* EXERCISE AIM
Present each line of the entries below that holds the word "name".

* Data listing
— Begin —
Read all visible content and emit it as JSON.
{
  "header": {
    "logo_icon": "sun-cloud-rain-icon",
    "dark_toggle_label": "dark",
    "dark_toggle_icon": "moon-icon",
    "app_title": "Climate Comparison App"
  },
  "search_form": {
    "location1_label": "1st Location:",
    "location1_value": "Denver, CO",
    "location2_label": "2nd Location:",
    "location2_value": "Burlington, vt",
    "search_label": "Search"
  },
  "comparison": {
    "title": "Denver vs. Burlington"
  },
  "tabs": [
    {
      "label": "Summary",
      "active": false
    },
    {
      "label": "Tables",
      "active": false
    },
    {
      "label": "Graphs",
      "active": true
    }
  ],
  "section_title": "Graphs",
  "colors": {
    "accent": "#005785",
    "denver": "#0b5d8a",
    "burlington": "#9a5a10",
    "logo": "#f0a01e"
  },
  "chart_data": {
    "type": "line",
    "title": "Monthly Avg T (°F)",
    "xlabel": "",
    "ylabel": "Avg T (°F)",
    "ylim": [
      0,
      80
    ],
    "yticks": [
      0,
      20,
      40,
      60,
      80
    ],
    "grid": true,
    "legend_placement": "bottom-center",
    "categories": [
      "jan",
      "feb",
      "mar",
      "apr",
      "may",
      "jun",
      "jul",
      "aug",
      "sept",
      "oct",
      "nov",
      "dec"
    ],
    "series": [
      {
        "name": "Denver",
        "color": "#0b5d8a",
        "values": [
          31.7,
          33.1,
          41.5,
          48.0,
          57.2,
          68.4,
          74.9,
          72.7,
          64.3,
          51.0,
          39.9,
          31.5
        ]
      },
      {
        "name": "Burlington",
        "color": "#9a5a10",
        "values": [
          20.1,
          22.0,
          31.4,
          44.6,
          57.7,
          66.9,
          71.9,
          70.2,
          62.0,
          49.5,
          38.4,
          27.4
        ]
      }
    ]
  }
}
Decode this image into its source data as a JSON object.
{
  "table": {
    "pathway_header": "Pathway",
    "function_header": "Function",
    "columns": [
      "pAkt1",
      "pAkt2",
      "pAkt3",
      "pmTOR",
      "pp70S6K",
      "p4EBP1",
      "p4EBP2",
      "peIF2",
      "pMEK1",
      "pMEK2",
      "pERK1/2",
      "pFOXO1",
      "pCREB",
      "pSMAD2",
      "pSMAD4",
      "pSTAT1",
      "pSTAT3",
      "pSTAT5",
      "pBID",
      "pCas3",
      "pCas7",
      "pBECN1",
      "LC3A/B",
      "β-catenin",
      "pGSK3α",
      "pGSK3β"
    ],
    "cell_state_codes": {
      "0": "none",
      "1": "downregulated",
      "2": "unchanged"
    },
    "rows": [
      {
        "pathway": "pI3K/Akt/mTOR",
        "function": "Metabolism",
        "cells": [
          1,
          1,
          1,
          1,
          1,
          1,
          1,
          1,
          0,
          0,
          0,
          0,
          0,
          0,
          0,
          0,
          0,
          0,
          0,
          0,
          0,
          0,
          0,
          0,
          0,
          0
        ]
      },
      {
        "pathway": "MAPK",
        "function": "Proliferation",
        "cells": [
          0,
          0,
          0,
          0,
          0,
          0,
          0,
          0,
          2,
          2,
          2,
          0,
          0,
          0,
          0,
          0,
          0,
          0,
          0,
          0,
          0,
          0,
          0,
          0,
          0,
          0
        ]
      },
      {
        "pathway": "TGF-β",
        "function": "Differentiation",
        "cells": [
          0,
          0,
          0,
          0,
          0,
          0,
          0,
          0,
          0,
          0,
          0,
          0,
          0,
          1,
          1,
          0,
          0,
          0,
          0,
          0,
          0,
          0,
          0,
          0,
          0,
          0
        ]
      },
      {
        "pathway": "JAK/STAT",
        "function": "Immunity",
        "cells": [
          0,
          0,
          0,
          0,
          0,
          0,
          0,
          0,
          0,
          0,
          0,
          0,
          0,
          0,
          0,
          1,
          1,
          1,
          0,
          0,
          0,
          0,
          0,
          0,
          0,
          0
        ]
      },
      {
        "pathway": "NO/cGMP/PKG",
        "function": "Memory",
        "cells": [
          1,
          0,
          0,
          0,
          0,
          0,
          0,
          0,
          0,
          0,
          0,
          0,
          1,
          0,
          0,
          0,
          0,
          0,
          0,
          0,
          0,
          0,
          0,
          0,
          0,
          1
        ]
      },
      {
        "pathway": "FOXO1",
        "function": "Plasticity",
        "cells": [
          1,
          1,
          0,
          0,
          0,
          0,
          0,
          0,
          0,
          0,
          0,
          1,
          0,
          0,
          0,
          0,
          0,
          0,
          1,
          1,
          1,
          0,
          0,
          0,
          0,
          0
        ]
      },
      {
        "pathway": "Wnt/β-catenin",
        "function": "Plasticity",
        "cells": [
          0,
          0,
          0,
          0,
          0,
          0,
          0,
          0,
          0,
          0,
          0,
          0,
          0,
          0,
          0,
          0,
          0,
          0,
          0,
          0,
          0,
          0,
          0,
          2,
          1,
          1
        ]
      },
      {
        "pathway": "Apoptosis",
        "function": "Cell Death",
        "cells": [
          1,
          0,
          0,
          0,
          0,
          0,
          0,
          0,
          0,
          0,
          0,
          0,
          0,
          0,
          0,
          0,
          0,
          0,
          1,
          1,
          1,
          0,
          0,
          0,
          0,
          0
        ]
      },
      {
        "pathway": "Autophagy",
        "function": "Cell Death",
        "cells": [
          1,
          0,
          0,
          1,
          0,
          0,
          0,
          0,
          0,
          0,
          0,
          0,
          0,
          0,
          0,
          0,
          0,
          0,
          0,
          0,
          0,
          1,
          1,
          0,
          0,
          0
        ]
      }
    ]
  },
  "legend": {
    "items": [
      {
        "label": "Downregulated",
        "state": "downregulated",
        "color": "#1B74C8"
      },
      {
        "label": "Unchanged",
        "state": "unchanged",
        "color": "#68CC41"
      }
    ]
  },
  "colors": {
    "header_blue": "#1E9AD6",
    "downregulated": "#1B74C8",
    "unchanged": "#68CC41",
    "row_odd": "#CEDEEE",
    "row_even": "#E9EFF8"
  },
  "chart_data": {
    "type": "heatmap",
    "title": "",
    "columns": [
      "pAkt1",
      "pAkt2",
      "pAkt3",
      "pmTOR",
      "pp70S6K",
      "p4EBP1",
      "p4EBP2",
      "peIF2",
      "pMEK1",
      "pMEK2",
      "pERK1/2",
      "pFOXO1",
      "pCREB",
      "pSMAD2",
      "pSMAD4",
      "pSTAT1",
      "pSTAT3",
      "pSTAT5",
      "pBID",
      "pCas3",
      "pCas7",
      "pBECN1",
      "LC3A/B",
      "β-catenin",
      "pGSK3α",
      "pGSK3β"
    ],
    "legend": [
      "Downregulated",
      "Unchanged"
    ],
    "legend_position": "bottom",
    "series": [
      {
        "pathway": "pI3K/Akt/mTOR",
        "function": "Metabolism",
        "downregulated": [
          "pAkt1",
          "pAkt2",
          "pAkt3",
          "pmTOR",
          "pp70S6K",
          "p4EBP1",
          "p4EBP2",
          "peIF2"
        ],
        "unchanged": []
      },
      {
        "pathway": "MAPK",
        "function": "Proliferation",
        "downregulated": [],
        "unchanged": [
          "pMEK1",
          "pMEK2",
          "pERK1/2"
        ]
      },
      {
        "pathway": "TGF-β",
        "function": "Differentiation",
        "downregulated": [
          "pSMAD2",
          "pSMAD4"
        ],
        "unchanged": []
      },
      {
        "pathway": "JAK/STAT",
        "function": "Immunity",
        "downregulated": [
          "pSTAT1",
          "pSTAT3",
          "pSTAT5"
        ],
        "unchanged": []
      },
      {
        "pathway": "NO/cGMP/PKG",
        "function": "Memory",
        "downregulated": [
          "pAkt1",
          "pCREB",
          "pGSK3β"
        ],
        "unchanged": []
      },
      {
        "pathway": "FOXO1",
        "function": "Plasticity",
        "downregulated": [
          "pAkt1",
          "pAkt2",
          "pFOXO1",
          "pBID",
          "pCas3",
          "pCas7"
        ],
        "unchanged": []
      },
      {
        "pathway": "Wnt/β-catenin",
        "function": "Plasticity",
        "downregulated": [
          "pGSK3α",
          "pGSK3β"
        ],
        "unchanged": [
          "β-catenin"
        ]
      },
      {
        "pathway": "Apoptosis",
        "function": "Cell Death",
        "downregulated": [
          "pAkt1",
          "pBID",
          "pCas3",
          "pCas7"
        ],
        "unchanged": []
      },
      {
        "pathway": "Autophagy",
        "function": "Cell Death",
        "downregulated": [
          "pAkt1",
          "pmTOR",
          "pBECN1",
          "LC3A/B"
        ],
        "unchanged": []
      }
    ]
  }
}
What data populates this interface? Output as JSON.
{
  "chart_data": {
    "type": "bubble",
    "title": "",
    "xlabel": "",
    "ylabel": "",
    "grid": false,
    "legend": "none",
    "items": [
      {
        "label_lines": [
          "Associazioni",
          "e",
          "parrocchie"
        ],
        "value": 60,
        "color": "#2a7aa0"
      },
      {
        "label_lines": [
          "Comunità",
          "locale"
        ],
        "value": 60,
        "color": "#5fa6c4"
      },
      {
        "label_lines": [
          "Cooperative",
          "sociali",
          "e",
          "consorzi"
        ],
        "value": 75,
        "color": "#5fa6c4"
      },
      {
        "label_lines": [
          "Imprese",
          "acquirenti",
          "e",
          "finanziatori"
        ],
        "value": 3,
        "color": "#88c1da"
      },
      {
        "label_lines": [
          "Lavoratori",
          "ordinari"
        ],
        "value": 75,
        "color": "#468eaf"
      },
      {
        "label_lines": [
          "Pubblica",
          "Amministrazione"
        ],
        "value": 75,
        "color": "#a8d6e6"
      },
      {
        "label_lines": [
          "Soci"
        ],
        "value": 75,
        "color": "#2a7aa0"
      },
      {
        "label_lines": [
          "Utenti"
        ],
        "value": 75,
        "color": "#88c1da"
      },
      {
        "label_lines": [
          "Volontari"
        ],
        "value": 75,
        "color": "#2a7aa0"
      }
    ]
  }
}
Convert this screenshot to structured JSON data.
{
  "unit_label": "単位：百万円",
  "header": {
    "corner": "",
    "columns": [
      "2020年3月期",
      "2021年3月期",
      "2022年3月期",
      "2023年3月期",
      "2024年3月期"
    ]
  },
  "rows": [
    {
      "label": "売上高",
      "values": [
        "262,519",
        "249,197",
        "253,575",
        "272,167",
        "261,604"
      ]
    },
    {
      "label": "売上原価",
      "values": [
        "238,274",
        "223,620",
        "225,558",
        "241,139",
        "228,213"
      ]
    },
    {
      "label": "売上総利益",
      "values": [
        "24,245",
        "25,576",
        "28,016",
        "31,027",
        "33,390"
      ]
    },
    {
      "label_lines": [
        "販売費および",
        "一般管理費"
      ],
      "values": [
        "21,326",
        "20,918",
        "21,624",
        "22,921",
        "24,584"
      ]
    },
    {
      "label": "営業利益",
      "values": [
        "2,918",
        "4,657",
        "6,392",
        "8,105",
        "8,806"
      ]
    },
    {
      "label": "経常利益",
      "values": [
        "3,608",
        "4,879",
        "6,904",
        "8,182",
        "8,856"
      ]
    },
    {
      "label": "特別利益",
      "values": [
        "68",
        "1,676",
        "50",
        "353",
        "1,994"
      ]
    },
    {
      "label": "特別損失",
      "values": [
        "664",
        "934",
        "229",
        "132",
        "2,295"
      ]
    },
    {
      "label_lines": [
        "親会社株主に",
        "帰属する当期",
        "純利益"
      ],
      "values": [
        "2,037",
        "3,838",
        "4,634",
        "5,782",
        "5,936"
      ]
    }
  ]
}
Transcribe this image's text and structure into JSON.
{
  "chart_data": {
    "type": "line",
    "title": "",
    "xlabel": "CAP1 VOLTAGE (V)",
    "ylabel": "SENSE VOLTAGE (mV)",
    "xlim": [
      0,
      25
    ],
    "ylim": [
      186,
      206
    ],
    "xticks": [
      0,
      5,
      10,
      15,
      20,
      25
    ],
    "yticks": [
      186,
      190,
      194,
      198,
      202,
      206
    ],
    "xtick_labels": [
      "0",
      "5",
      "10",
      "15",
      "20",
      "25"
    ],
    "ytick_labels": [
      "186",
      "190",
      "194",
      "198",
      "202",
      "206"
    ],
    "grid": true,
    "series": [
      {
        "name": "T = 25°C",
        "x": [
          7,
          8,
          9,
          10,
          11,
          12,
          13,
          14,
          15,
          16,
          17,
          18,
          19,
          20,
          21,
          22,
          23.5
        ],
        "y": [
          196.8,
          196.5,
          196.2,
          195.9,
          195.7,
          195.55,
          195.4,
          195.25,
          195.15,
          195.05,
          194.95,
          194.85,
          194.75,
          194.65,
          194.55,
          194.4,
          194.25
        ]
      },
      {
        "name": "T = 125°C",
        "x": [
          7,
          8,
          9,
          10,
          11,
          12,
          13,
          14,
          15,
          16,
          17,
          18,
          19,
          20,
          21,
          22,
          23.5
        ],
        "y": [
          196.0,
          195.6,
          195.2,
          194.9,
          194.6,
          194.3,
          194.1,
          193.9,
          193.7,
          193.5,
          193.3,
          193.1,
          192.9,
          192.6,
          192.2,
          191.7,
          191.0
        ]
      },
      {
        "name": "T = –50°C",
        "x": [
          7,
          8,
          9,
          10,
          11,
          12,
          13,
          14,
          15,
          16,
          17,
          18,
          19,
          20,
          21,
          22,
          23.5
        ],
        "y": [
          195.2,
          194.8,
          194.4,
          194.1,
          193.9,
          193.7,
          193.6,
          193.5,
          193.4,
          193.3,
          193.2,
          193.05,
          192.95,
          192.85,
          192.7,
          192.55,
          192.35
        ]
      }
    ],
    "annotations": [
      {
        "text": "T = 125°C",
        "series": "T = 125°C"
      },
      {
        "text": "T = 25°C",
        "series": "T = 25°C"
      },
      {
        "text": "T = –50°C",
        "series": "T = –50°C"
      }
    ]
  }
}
— End —
* RESULT FOR THIS TASK
        "name": "Denver",
        "name": "Burlington",
        "name": "T = 25°C",
        "name": "T = 125°C",
        "name": "T = –50°C",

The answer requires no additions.